Data records
┄┄┄┄┄┄┄┄┄┄┄┄┄┄┄┄┄┄┄┄
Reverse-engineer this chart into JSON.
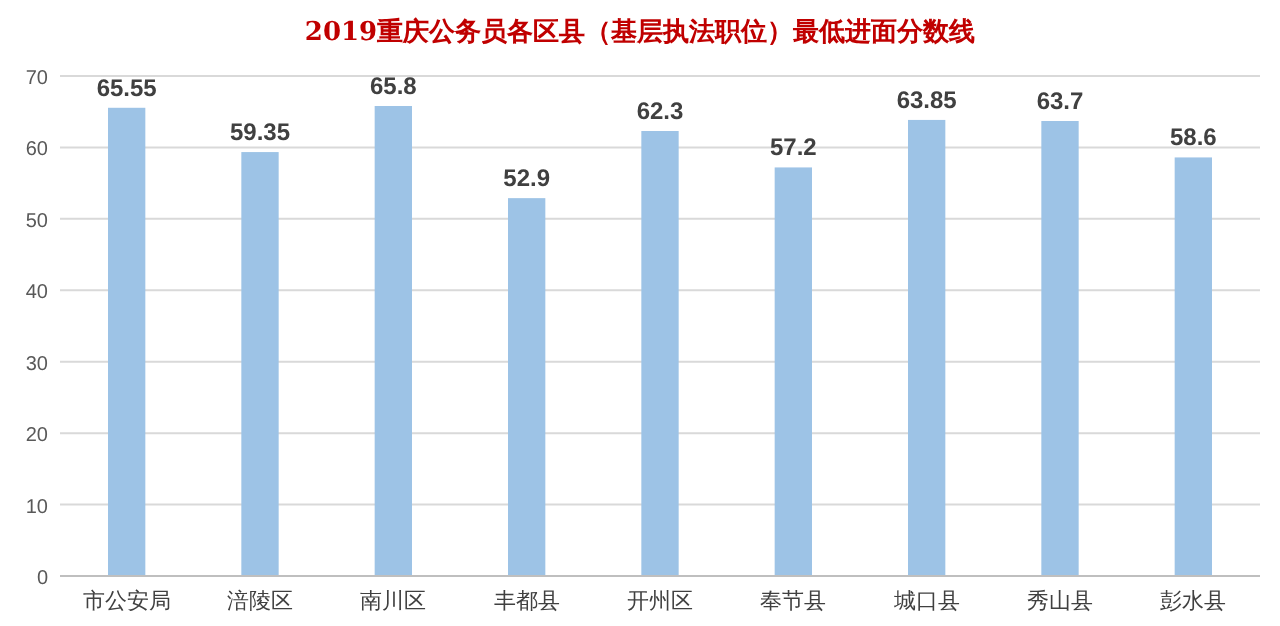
{
  "chart_data": {
    "type": "bar",
    "title": "2019重庆公务员各区县（基层执法职位）最低进面分数线",
    "categories": [
      "市公安局",
      "涪陵区",
      "南川区",
      "丰都县",
      "开州区",
      "奉节县",
      "城口县",
      "秀山县",
      "彭水县"
    ],
    "values": [
      65.55,
      59.35,
      65.8,
      52.9,
      62.3,
      57.2,
      63.85,
      63.7,
      58.6
    ],
    "color": "#9dc3e6",
    "ylim": [
      0,
      70
    ],
    "yticks": [
      0,
      10,
      20,
      30,
      40,
      50,
      60,
      70
    ],
    "grid": "y",
    "data_labels": true
  }
}
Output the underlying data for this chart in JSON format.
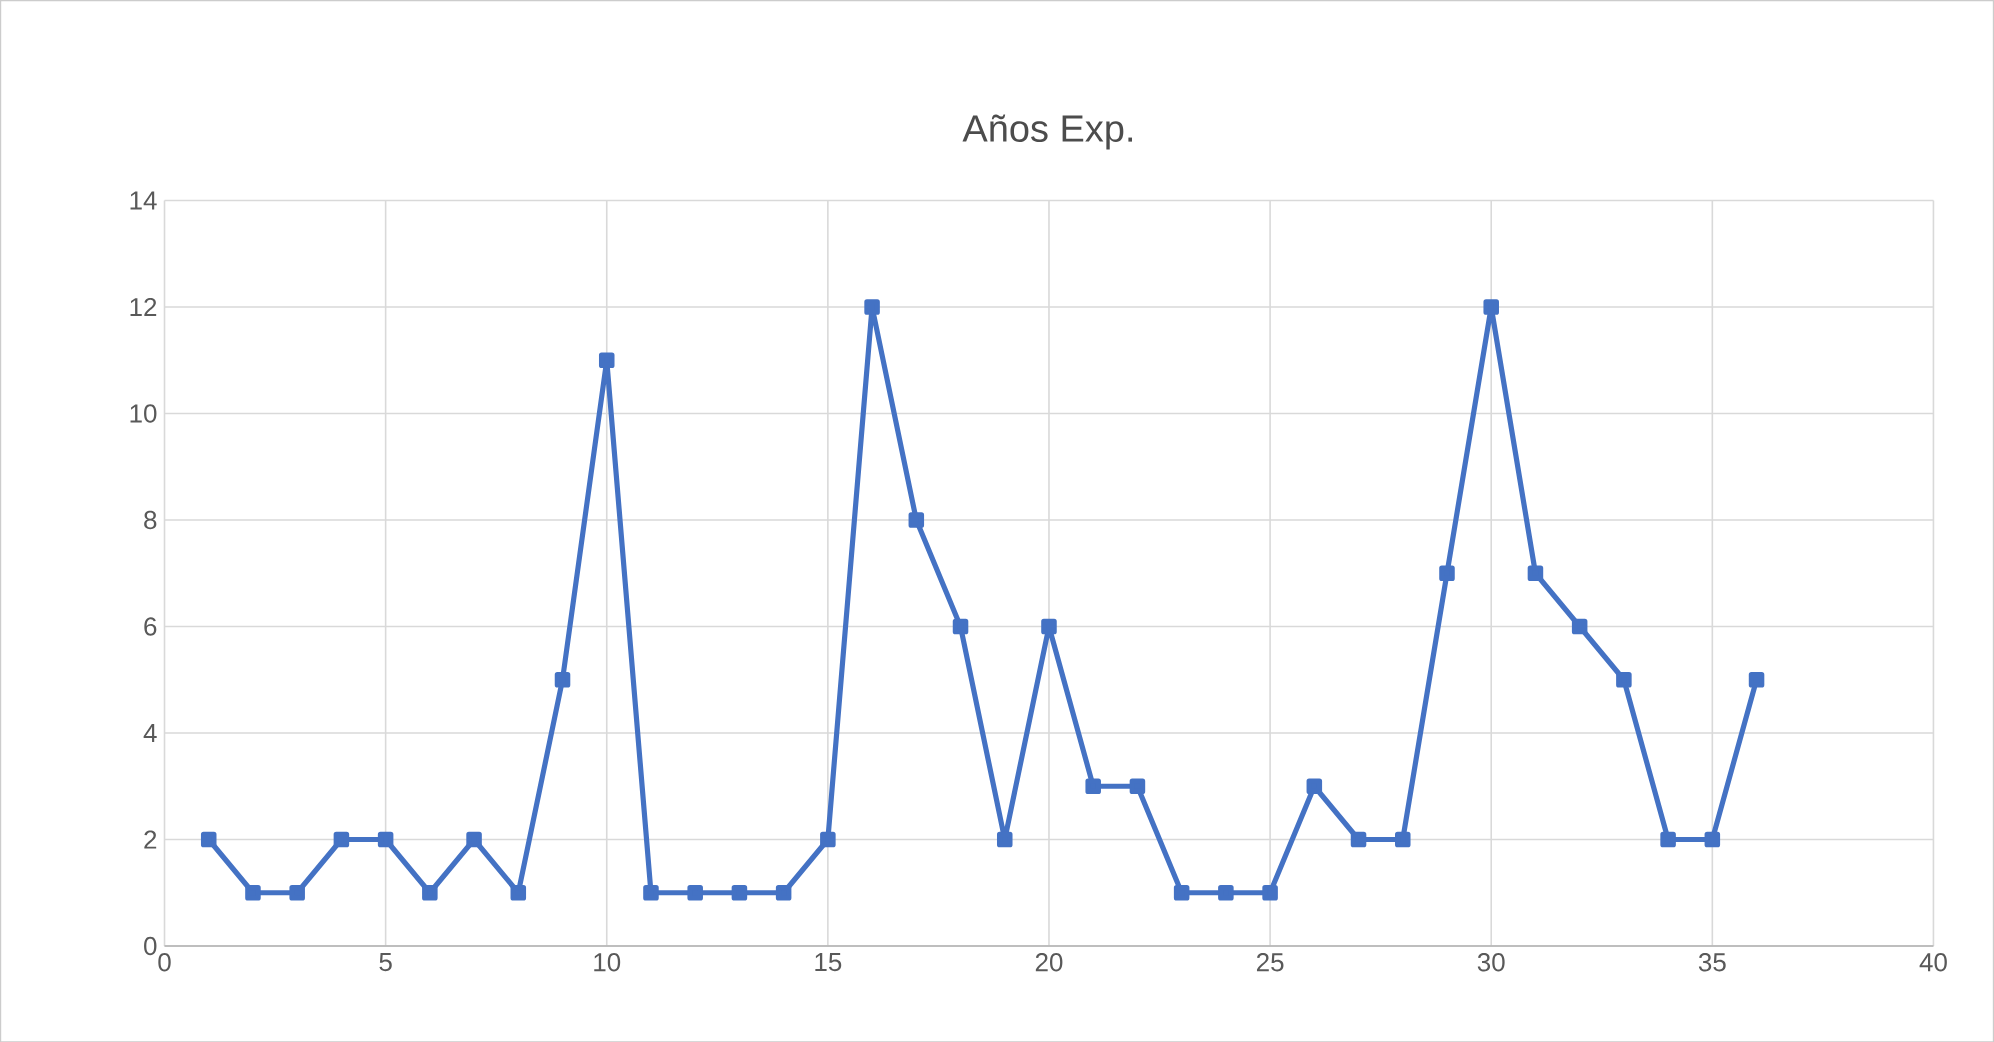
{
  "chart_data": {
    "type": "line",
    "title": "Años Exp.",
    "x": [
      1,
      2,
      3,
      4,
      5,
      6,
      7,
      8,
      9,
      10,
      11,
      12,
      13,
      14,
      15,
      16,
      17,
      18,
      19,
      20,
      21,
      22,
      23,
      24,
      25,
      26,
      27,
      28,
      29,
      30,
      31,
      32,
      33,
      34,
      35,
      36
    ],
    "series": [
      {
        "color": "#4472c4",
        "values": [
          2,
          1,
          1,
          2,
          2,
          1,
          2,
          1,
          5,
          11,
          1,
          1,
          1,
          1,
          2,
          12,
          8,
          6,
          2,
          6,
          3,
          3,
          1,
          1,
          1,
          3,
          2,
          2,
          7,
          12,
          7,
          6,
          5,
          2,
          2,
          5
        ]
      }
    ],
    "xlim": [
      0,
      40
    ],
    "xticks": [
      0,
      5,
      10,
      15,
      20,
      25,
      30,
      35,
      40
    ],
    "ylim": [
      0,
      14
    ],
    "yticks": [
      0,
      2,
      4,
      6,
      8,
      10,
      12,
      14
    ],
    "grid": true,
    "marker": "square",
    "line_style": "solid"
  }
}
┄┄┄┄┄┄┄┄┄┄┄┄┄┄┄┄┄┄┄┄
Set task: Print each entry shown above with exact wording and no pictures.

Completed task:
Reverse-engineer this chart into JSON.
{
  "chart_data": {
    "type": "bar",
    "title": "2019重庆公务员各区县（基层执法职位）最低进面分数线",
    "categories": [
      "市公安局",
      "涪陵区",
      "南川区",
      "丰都县",
      "开州区",
      "奉节县",
      "城口县",
      "秀山县",
      "彭水县"
    ],
    "values": [
      65.55,
      59.35,
      65.8,
      52.9,
      62.3,
      57.2,
      63.85,
      63.7,
      58.6
    ],
    "color": "#9dc3e6",
    "ylim": [
      0,
      70
    ],
    "yticks": [
      0,
      10,
      20,
      30,
      40,
      50,
      60,
      70
    ],
    "grid": "y",
    "data_labels": true
  }
}
Output the underlying data for this chart in JSON format.
{
  "chart_data": {
    "type": "line",
    "title": "Años Exp.",
    "x": [
      1,
      2,
      3,
      4,
      5,
      6,
      7,
      8,
      9,
      10,
      11,
      12,
      13,
      14,
      15,
      16,
      17,
      18,
      19,
      20,
      21,
      22,
      23,
      24,
      25,
      26,
      27,
      28,
      29,
      30,
      31,
      32,
      33,
      34,
      35,
      36
    ],
    "series": [
      {
        "color": "#4472c4",
        "values": [
          2,
          1,
          1,
          2,
          2,
          1,
          2,
          1,
          5,
          11,
          1,
          1,
          1,
          1,
          2,
          12,
          8,
          6,
          2,
          6,
          3,
          3,
          1,
          1,
          1,
          3,
          2,
          2,
          7,
          12,
          7,
          6,
          5,
          2,
          2,
          5
        ]
      }
    ],
    "xlim": [
      0,
      40
    ],
    "xticks": [
      0,
      5,
      10,
      15,
      20,
      25,
      30,
      35,
      40
    ],
    "ylim": [
      0,
      14
    ],
    "yticks": [
      0,
      2,
      4,
      6,
      8,
      10,
      12,
      14
    ],
    "grid": true,
    "marker": "square",
    "line_style": "solid"
  }
}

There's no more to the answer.